- _Given exercise_:
Wherever the word "file" appears in the entries, copy the whole line.

-- start of Information given --

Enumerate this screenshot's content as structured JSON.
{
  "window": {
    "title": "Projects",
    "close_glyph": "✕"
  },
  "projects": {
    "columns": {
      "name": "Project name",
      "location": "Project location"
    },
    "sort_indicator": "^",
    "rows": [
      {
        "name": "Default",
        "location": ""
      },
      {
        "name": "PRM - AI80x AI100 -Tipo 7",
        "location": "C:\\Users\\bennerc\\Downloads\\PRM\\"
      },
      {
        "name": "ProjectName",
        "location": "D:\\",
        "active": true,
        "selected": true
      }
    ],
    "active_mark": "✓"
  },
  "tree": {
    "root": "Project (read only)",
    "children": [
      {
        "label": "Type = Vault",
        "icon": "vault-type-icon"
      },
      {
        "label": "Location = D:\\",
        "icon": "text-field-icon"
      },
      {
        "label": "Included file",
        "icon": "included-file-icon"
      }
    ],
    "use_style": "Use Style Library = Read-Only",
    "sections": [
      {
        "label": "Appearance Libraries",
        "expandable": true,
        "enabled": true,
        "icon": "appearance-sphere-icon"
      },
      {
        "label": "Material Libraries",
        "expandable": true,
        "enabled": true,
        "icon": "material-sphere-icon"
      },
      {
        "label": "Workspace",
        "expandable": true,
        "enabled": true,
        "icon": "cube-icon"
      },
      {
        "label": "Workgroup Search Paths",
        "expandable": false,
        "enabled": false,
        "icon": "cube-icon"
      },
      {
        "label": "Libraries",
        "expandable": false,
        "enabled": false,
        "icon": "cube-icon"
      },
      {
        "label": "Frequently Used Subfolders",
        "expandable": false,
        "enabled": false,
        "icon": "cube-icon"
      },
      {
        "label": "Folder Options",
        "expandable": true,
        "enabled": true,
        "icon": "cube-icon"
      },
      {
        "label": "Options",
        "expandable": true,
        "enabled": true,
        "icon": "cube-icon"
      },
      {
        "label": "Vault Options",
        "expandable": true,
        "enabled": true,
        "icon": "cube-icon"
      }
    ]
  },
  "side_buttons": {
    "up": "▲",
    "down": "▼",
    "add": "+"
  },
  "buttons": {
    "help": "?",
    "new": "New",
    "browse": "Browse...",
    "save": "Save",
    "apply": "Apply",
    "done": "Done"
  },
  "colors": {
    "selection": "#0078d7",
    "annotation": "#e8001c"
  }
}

-- end of Information given --

- _Result of the task_:
        "label": "Included file",
        "icon": "included-file-icon"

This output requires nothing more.